Lines of data
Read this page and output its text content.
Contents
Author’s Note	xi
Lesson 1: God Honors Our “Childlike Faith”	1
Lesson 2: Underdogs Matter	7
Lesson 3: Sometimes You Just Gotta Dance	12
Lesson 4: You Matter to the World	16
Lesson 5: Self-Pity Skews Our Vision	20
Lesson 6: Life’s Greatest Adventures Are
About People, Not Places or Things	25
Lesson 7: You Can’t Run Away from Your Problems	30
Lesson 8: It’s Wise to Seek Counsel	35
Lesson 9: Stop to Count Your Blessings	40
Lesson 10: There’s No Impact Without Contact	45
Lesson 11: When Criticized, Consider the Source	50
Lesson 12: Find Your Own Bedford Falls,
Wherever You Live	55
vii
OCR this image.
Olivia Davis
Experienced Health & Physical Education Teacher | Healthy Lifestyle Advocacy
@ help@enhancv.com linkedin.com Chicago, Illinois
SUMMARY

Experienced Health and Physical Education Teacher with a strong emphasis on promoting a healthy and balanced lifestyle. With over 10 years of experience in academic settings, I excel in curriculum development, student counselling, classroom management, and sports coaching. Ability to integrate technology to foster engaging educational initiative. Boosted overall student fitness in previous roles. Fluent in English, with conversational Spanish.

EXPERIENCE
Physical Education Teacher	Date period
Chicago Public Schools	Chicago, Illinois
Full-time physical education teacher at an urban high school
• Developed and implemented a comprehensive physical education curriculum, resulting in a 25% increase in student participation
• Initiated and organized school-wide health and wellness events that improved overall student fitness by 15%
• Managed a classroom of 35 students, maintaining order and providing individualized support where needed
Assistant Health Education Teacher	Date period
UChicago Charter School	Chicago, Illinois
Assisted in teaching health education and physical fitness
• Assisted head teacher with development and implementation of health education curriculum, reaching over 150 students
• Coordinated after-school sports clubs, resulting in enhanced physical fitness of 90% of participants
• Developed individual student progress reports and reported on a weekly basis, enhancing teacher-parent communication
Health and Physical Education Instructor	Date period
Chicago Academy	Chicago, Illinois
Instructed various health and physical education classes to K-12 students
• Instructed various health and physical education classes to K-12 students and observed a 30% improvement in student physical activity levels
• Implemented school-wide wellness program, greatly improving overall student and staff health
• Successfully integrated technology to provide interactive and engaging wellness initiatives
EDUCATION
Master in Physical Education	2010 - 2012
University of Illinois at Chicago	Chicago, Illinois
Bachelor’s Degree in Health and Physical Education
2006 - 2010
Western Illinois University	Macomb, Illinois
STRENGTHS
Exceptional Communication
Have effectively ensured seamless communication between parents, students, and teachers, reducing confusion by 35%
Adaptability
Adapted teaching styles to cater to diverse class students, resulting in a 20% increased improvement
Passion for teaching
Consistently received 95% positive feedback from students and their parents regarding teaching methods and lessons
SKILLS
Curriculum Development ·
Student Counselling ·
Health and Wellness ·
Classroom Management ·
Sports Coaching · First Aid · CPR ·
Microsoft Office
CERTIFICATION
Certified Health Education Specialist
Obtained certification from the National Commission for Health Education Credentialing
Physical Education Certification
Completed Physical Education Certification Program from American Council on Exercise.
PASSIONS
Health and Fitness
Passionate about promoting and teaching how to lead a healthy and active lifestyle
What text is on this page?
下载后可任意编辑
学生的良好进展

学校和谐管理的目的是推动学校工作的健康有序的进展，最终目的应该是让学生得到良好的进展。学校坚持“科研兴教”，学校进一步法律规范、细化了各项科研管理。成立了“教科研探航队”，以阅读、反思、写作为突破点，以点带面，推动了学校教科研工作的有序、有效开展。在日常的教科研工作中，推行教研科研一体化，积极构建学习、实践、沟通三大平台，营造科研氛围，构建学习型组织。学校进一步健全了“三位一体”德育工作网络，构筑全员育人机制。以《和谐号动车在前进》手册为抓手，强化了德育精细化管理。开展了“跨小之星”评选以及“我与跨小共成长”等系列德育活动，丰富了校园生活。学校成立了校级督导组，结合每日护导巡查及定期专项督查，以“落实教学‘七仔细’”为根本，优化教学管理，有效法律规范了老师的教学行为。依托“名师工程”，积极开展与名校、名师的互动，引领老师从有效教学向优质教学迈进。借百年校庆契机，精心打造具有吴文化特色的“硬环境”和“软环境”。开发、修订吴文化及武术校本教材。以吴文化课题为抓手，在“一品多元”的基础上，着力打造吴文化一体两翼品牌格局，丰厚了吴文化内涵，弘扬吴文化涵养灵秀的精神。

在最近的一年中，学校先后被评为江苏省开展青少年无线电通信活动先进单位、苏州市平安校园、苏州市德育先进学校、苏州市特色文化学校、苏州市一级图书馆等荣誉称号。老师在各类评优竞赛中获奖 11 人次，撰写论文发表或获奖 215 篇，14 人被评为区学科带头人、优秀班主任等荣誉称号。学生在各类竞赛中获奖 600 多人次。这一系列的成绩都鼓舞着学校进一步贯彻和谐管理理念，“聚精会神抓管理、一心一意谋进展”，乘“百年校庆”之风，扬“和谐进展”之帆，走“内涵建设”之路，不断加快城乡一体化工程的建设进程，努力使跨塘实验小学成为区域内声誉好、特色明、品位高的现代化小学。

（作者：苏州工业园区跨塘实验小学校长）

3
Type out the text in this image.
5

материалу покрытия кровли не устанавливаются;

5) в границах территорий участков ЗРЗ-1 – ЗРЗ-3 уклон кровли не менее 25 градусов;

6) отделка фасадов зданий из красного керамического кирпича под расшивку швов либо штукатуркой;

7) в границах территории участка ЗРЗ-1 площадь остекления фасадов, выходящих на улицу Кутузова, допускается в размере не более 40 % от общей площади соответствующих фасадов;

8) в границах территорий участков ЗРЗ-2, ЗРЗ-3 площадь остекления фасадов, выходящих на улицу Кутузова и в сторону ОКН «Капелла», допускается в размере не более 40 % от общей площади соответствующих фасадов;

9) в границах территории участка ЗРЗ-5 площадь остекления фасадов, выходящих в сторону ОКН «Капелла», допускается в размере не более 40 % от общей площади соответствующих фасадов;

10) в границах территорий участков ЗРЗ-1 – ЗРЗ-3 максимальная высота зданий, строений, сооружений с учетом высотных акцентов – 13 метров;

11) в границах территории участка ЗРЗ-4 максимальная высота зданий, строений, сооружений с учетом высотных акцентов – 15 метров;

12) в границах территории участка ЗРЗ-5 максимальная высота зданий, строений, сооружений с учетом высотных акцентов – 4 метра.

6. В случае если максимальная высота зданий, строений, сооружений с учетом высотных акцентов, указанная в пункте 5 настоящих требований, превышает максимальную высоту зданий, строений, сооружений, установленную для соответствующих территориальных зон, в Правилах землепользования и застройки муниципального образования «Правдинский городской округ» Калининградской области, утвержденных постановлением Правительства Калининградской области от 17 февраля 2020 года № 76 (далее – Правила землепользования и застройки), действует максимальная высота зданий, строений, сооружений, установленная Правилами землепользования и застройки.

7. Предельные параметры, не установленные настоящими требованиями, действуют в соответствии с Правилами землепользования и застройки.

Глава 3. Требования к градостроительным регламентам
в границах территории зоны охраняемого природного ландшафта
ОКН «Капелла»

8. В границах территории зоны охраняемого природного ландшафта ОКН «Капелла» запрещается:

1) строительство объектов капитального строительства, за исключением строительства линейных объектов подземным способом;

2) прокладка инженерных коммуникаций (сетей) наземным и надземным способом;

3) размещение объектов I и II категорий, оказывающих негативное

To be done ->
From the entries, report each line that includes the word "объектов".

Worked solution ->
1) строительство объектов капитального строительства, за исключением строительства линейных объектов подземным способом;
3) размещение объектов I и II категорий, оказывающих негативное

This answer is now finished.